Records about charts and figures
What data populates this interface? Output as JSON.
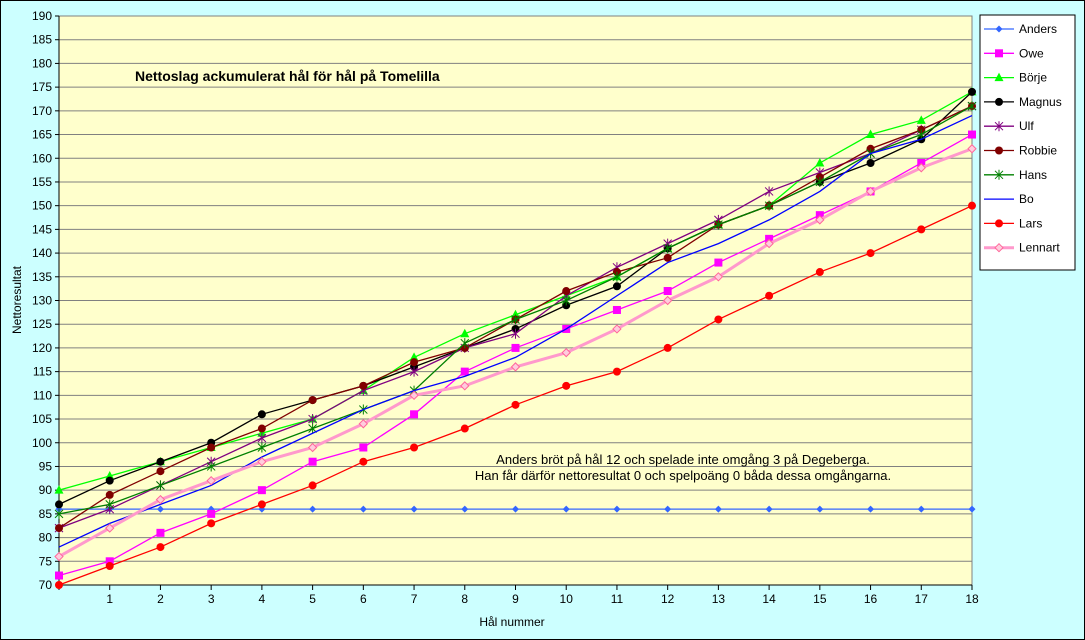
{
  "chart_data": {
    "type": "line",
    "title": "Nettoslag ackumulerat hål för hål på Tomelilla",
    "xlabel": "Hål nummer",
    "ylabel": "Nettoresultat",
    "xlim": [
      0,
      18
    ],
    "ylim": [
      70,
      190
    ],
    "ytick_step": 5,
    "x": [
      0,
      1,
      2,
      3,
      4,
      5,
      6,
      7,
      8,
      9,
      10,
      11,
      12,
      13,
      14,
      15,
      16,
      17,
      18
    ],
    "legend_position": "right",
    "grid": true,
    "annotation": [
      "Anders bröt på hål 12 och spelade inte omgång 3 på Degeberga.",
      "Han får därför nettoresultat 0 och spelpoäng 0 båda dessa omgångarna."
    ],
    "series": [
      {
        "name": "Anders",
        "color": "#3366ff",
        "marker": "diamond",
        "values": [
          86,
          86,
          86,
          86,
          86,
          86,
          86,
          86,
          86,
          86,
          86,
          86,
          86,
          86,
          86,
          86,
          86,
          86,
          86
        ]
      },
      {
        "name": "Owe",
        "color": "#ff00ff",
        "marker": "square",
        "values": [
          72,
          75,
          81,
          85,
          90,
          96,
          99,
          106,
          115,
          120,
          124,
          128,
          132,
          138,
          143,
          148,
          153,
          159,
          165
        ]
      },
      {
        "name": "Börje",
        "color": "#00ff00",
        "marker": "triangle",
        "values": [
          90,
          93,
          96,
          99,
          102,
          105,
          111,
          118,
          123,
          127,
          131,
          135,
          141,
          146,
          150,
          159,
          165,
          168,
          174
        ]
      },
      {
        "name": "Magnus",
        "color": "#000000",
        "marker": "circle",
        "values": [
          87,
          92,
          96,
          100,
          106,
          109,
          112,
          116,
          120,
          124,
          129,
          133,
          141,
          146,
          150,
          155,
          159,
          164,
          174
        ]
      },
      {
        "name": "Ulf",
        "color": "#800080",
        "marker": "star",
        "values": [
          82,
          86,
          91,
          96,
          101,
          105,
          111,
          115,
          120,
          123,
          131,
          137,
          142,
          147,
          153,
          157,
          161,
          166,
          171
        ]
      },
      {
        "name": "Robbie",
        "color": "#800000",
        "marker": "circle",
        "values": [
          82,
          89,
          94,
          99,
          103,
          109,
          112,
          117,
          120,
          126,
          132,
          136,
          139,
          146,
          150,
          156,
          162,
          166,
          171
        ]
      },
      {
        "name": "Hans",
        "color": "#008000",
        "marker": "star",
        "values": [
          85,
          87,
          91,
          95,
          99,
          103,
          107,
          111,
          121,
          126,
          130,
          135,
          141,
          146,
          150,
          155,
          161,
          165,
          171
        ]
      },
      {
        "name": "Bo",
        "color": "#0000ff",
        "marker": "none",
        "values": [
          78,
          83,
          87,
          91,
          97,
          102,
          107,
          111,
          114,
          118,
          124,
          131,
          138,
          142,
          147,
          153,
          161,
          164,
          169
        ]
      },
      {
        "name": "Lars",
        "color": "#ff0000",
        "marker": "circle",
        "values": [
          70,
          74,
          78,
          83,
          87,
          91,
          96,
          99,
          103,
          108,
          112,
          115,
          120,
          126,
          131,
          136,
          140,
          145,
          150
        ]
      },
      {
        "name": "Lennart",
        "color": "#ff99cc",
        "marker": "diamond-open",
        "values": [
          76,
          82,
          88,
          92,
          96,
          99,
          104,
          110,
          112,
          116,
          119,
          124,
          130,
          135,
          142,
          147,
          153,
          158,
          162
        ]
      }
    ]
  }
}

### What is needed
Identify each line holding the string "name", and copy it out.

### Expected answer
        "name": "Anders",
        "name": "Owe",
        "name": "Börje",
        "name": "Magnus",
        "name": "Ulf",
        "name": "Robbie",
        "name": "Hans",
        "name": "Bo",
        "name": "Lars",
        "name": "Lennart",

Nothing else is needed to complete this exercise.